Data excerpts
══════

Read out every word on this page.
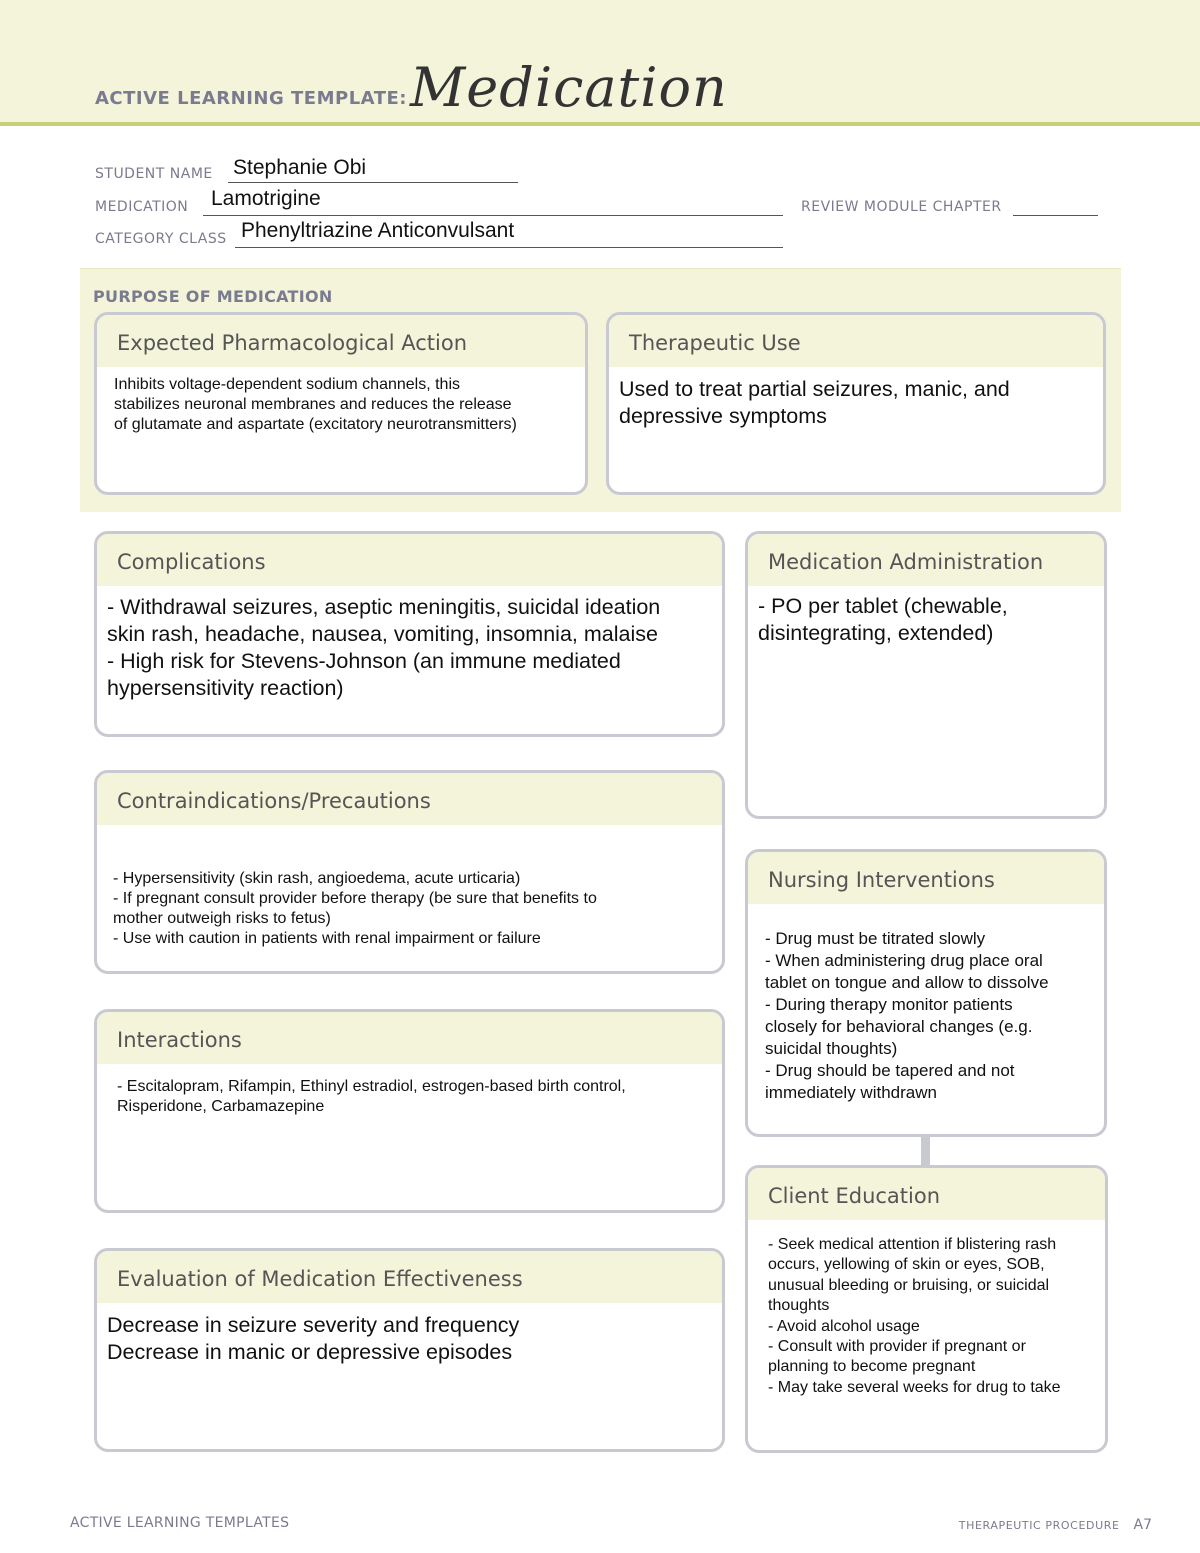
ACTIVE LEARNING TEMPLATE: Medication
STUDENT NAME Stephanie Obi
MEDICATION Lamotrigine	REVIEW MODULE CHAPTER
CATEGORY CLASS Phenyltriazine Anticonvulsant
PURPOSE OF MEDICATION
Expected Pharmacological Action
Inhibits voltage-dependent sodium channels, this
stabilizes neuronal membranes and reduces the release
of glutamate and aspartate (excitatory neurotransmitters)
Therapeutic Use
Used to treat partial seizures, manic, and
depressive symptoms
Complications
- Withdrawal seizures, aseptic meningitis, suicidal ideation
skin rash, headache, nausea, vomiting, insomnia, malaise
- High risk for Stevens-Johnson (an immune mediated
hypersensitivity reaction)
Contraindications/Precautions
- Hypersensitivity (skin rash, angioedema, acute urticaria)
- If pregnant consult provider before therapy (be sure that benefits to
mother outweigh risks to fetus)
- Use with caution in patients with renal impairment or failure
Interactions
- Escitalopram, Rifampin, Ethinyl estradiol, estrogen-based birth control,
Risperidone, Carbamazepine
Evaluation of Medication Effectiveness
Decrease in seizure severity and frequency
Decrease in manic or depressive episodes
Medication Administration
- PO per tablet (chewable,
disintegrating, extended)
Nursing Interventions
- Drug must be titrated slowly
- When administering drug place oral
tablet on tongue and allow to dissolve
- During therapy monitor patients
closely for behavioral changes (e.g.
suicidal thoughts)
- Drug should be tapered and not
immediately withdrawn
Client Education
- Seek medical attention if blistering rash
occurs, yellowing of skin or eyes, SOB,
unusual bleeding or bruising, or suicidal
thoughts
- Avoid alcohol usage
- Consult with provider if pregnant or
planning to become pregnant
- May take several weeks for drug to take
ACTIVE LEARNING TEMPLATES	THERAPEUTIC PROCEDURE A7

══════

Exercise
Wherever the word "this" appears in the listing above, copy that line.

Response
Read out every word on this page.
Inhibits voltage-dependent sodium channels, this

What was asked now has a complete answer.